Job:
Which lines hold the string "SECADM"? Copy every one of them.

Data supplied:
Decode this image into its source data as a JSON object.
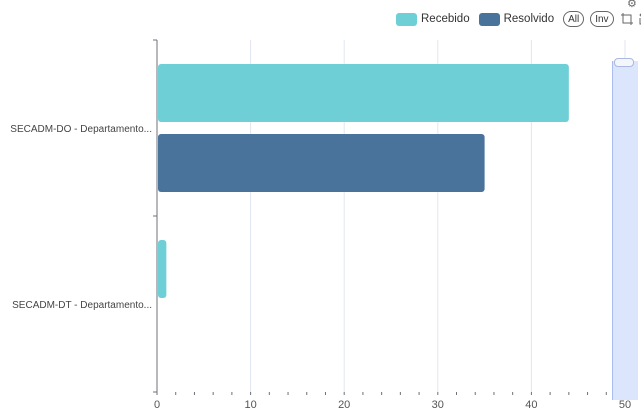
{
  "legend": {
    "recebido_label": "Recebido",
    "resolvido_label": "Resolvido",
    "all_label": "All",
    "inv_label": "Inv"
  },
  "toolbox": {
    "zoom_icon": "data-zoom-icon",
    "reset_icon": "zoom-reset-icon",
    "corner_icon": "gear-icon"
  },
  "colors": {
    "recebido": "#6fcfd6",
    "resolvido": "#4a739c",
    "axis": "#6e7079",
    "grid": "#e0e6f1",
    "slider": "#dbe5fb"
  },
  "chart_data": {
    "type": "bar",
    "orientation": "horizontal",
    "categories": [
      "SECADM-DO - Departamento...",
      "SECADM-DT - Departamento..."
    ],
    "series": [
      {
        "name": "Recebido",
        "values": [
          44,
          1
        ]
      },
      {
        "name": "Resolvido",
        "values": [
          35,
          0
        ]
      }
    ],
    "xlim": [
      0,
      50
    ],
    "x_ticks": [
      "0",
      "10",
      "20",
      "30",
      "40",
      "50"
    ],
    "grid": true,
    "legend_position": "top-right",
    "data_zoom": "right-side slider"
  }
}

Full solution:
      "SECADM-DO - Departamento...",
      "SECADM-DT - Departamento..."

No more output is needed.